-- BEGIN --

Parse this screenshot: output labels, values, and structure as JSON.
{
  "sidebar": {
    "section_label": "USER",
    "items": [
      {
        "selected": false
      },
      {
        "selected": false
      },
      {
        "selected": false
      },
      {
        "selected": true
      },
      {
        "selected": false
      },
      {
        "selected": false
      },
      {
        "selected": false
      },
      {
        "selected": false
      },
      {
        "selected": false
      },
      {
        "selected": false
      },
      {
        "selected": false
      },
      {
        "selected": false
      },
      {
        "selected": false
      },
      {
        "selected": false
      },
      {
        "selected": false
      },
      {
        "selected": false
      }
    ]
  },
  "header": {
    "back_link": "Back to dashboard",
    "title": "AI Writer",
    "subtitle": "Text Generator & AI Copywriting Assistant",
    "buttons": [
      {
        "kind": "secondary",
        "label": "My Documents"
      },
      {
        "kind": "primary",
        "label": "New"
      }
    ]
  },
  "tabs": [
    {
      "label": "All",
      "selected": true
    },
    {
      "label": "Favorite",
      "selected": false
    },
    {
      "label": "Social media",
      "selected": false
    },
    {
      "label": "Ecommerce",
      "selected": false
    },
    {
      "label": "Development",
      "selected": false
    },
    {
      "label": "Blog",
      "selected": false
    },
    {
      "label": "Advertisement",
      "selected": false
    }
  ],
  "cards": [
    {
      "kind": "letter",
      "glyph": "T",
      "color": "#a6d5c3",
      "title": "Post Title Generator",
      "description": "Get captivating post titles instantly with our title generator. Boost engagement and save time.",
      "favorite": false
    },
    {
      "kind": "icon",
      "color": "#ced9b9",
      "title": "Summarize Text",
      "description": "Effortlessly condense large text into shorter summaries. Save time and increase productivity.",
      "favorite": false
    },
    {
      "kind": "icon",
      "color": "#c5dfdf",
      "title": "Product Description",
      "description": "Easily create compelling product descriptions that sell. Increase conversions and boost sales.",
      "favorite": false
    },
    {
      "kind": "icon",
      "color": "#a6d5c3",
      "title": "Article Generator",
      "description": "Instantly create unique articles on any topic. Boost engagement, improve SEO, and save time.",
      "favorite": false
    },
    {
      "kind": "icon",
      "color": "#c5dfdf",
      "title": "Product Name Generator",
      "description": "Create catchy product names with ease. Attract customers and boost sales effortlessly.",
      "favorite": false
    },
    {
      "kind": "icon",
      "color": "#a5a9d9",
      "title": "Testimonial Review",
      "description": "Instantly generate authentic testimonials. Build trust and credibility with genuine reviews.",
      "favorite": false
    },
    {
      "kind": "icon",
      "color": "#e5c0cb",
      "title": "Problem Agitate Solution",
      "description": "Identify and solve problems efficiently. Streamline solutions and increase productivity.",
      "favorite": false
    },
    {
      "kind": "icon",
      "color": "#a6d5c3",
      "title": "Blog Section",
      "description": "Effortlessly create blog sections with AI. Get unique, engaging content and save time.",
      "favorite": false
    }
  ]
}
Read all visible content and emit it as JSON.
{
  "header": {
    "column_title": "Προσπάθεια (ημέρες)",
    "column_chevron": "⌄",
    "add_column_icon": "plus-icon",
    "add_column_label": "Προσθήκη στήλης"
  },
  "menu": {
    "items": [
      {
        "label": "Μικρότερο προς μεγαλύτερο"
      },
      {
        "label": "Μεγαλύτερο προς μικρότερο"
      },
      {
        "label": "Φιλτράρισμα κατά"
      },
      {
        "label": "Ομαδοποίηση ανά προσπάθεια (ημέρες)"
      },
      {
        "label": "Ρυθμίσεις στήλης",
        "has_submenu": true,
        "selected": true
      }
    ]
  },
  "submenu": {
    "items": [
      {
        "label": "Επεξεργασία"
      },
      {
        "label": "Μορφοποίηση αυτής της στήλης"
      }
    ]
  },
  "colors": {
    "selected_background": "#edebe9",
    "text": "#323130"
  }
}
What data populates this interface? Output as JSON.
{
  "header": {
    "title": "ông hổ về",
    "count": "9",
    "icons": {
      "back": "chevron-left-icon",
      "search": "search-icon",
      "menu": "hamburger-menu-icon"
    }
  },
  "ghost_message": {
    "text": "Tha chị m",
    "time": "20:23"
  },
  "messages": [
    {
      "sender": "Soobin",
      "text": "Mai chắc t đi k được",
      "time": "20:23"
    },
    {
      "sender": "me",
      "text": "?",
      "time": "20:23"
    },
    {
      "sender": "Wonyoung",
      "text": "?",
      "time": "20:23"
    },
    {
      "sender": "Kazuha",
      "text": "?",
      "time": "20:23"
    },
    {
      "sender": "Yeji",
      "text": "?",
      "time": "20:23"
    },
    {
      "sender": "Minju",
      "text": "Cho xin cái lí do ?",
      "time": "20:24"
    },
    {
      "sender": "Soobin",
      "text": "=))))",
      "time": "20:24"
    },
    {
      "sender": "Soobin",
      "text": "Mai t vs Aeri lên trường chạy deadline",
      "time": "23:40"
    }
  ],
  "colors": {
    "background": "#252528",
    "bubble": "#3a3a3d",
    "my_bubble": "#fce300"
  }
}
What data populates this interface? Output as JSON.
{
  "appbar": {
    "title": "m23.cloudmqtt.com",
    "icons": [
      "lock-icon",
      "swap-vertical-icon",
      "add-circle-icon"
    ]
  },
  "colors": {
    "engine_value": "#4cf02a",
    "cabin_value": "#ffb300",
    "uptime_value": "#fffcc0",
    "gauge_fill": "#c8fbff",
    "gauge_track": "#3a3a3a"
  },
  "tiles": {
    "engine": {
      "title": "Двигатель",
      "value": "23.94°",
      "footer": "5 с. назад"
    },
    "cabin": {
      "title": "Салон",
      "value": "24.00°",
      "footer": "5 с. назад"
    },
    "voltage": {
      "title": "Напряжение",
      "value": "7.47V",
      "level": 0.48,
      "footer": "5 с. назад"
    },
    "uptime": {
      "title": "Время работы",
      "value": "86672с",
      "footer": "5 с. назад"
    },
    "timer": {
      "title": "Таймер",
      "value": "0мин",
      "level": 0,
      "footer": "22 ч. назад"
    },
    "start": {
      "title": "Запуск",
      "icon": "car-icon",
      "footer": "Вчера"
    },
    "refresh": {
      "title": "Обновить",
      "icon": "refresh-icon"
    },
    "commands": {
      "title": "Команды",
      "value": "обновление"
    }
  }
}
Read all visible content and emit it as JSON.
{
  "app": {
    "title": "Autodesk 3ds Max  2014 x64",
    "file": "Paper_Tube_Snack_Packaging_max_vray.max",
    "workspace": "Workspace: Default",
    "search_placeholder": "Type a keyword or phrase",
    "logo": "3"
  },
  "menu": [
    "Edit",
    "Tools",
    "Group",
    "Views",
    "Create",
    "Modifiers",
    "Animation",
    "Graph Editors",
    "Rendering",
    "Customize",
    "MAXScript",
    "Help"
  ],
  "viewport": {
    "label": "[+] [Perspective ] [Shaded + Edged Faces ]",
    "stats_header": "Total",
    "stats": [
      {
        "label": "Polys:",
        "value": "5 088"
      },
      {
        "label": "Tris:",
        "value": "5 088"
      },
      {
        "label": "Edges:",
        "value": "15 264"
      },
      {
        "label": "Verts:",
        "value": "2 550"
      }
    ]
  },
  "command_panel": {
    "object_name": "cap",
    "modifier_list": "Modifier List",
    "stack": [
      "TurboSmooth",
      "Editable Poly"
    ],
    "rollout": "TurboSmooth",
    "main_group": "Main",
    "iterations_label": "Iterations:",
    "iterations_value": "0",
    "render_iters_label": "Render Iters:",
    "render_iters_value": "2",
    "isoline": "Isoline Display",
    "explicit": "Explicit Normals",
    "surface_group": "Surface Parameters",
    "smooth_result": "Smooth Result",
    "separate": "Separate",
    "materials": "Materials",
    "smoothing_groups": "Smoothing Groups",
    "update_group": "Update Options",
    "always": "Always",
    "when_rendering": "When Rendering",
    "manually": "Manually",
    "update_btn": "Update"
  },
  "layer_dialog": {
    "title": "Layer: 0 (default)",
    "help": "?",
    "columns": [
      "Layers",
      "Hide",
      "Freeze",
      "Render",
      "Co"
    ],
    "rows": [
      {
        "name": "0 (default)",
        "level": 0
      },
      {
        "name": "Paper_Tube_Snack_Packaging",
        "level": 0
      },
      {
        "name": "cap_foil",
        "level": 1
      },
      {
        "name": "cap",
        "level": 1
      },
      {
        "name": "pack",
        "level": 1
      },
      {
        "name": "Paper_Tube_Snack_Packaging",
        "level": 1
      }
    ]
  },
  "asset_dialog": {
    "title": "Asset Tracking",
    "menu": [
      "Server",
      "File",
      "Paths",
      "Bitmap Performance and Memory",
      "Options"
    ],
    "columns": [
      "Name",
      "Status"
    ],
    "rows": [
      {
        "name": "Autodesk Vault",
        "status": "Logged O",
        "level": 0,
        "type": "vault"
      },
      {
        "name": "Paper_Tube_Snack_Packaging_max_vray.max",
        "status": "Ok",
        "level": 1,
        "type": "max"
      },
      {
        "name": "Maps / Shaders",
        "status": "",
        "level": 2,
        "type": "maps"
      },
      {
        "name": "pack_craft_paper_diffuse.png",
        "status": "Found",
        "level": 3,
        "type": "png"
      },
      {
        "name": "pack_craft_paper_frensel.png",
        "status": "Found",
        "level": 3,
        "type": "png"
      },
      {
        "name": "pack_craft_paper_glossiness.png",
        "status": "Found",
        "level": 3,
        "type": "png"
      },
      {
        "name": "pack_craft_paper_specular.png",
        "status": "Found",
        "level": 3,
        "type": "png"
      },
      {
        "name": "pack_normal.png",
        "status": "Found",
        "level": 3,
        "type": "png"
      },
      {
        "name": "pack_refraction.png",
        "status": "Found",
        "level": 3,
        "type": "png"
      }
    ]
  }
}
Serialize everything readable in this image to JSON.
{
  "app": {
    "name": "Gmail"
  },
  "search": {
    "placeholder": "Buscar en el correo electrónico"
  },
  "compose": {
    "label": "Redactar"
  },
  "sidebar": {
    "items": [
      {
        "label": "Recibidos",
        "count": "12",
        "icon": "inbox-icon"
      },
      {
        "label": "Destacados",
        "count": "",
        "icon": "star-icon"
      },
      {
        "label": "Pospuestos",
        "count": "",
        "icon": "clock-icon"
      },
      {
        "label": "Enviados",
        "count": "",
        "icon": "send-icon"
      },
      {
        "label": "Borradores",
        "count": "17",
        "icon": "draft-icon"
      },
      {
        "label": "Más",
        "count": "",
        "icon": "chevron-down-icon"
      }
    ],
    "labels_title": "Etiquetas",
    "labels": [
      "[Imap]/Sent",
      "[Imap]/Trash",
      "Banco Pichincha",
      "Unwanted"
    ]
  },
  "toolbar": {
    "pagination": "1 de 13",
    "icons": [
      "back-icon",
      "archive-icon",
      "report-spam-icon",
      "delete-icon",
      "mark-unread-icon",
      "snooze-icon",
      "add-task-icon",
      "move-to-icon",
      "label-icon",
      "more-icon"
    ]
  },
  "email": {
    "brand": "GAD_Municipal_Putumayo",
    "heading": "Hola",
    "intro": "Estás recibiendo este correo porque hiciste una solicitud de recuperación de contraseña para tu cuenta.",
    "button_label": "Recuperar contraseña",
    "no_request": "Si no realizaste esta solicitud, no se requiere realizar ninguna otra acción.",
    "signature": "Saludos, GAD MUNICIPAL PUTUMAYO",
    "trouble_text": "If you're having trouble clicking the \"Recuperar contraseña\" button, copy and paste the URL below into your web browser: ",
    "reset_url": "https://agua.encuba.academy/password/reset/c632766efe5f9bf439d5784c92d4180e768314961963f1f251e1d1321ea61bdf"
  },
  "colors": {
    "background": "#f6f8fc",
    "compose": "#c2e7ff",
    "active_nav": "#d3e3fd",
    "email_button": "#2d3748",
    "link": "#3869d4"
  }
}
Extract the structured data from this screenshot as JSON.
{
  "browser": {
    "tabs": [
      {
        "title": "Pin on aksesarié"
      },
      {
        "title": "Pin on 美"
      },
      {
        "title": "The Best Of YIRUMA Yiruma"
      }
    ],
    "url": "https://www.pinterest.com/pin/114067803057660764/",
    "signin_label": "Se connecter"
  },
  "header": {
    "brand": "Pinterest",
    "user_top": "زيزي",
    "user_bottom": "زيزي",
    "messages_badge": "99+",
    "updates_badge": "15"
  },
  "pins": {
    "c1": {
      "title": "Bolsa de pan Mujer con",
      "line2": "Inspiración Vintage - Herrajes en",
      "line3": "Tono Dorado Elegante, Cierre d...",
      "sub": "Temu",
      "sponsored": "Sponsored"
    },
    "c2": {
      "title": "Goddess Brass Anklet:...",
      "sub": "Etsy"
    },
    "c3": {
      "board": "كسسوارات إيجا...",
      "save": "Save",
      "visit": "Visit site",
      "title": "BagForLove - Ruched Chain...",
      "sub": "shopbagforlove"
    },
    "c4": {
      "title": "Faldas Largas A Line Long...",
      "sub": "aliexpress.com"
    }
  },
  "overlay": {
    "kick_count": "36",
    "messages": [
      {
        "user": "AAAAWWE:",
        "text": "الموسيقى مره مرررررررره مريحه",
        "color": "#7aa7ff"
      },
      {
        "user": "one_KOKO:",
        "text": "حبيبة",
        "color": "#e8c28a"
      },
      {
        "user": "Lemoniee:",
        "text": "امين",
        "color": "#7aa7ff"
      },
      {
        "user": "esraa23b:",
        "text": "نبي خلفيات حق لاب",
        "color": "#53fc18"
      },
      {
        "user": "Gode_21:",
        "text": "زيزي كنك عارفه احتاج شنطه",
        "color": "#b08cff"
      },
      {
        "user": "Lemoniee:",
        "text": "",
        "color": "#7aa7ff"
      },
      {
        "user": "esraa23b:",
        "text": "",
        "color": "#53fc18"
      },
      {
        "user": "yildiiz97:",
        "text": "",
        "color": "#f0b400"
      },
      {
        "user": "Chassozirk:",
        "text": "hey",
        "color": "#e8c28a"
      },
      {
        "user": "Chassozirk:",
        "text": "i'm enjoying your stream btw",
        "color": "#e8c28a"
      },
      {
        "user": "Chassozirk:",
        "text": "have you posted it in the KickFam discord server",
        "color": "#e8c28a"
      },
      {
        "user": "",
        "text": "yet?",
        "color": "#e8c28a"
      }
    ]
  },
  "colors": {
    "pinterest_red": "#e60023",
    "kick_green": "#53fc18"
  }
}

-- END --

To do: Each line containing the word "true" counts once; report the total alone.

Correct result: 4